- _STATED PROBLEM_: Count how many lines have the word "icon" in them. Reply with that number by itself.

- _DATASET ROWS_:
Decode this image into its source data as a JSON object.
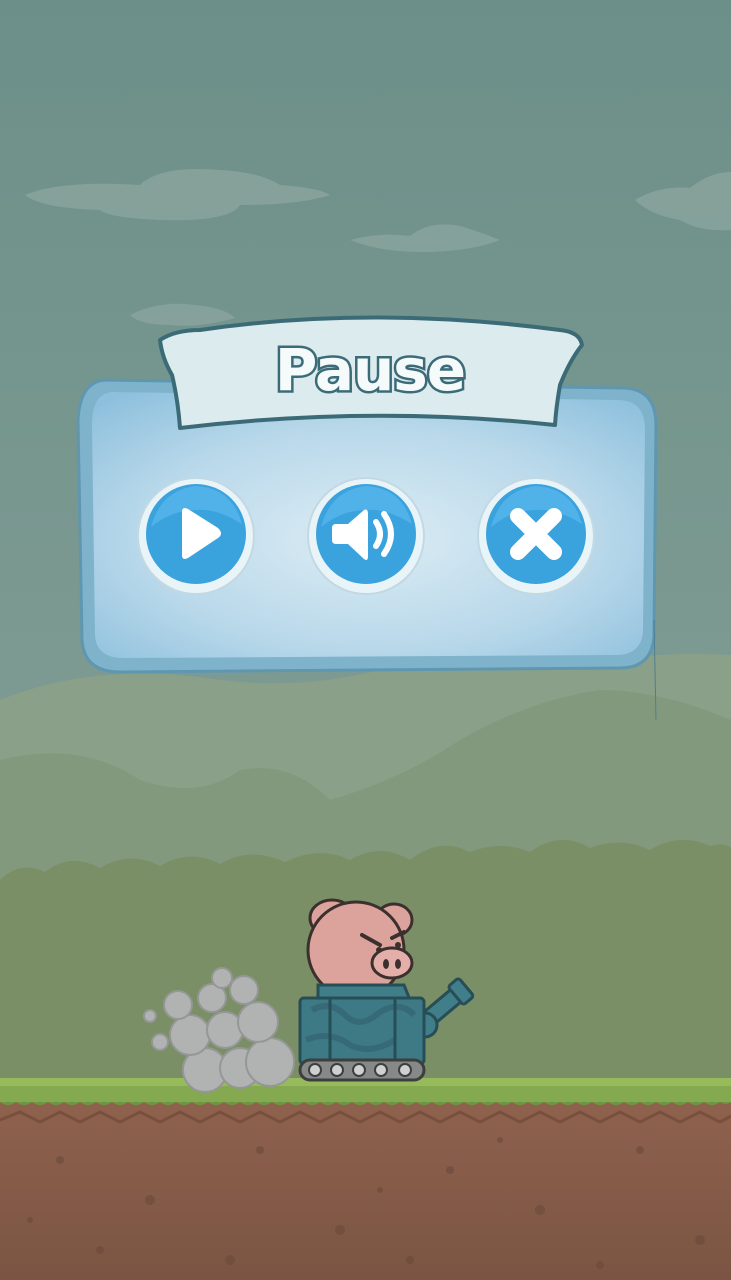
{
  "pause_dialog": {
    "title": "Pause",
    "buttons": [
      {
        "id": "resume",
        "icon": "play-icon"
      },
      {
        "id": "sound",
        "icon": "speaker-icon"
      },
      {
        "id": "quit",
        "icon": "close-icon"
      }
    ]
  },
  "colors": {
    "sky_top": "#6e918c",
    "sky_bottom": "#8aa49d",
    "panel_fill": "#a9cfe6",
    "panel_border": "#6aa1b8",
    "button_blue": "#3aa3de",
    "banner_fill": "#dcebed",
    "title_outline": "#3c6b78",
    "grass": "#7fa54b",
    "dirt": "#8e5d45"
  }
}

- _RESULT FOR THIS TASK_: 3